**Exercise brief**
Seek out every line containing the word "background", and copy each.

========

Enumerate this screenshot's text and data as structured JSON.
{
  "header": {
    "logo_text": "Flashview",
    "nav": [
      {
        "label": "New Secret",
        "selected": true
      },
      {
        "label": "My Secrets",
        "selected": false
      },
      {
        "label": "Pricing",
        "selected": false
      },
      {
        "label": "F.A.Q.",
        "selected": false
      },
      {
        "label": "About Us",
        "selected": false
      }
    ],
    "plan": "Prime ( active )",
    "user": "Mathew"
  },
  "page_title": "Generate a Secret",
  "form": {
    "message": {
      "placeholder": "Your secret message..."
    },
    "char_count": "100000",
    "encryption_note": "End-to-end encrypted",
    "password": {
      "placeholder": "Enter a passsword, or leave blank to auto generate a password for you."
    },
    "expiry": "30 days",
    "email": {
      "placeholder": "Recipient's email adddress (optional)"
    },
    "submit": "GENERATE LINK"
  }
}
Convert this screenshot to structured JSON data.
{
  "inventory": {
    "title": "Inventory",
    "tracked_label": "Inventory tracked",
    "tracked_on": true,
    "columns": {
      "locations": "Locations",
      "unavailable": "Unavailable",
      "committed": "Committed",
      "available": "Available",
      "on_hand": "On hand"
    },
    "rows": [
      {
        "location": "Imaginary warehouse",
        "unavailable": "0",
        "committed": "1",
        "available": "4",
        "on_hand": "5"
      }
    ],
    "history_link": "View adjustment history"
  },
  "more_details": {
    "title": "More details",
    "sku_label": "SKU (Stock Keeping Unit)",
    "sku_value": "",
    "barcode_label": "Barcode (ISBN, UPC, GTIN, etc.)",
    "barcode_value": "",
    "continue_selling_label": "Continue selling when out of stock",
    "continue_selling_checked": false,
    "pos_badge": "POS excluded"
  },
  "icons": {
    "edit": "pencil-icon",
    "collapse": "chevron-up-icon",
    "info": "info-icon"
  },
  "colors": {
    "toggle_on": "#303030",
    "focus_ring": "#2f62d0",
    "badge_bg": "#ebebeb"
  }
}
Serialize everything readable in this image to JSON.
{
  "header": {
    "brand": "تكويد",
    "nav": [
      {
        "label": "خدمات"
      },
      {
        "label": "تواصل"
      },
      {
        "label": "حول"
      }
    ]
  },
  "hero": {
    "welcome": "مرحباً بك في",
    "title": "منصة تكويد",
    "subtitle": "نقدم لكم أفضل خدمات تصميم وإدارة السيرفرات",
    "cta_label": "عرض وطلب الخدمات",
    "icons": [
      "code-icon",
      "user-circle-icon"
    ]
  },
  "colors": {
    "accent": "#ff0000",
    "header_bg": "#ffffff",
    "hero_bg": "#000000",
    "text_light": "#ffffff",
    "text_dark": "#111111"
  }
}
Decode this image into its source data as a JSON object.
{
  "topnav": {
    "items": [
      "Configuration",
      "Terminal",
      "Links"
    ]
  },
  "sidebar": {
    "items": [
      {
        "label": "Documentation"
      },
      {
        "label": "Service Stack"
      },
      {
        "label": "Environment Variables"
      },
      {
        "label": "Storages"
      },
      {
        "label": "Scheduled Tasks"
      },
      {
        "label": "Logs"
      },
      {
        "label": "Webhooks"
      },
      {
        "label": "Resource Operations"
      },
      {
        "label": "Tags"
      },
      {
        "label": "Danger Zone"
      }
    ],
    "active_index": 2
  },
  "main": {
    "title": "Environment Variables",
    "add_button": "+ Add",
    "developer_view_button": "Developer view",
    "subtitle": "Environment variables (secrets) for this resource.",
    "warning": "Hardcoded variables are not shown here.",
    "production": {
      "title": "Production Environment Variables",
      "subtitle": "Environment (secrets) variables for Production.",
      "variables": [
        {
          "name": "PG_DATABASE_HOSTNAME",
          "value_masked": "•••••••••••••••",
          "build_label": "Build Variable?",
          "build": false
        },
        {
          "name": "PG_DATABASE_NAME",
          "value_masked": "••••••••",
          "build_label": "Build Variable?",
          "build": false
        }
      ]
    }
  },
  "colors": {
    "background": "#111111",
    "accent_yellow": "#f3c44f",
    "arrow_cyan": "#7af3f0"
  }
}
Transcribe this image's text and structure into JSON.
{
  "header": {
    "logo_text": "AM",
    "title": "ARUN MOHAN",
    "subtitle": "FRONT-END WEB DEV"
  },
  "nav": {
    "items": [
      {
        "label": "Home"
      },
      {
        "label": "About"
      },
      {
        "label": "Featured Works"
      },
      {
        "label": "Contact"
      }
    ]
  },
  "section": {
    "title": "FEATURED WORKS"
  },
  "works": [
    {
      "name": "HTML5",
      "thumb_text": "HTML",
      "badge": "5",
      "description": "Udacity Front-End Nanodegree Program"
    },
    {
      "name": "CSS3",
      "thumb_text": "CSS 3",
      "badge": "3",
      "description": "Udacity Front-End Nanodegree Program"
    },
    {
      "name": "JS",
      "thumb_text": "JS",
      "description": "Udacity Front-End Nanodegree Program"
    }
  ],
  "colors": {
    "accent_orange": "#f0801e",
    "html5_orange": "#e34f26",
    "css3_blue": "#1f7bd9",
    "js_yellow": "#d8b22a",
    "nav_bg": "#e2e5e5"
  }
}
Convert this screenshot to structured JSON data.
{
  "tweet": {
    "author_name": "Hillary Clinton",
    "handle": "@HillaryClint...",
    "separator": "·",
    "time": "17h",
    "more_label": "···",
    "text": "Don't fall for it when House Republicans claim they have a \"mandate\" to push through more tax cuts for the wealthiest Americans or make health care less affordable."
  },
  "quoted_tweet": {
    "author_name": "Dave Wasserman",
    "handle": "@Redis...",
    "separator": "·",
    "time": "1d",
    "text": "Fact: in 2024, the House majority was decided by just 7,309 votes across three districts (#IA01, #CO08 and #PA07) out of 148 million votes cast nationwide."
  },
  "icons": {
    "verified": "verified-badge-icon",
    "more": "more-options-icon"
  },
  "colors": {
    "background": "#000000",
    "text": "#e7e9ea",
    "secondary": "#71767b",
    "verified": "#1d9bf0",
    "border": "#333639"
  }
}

========

**Output of the exercise**
    "background": "#111111",
    "background": "#000000",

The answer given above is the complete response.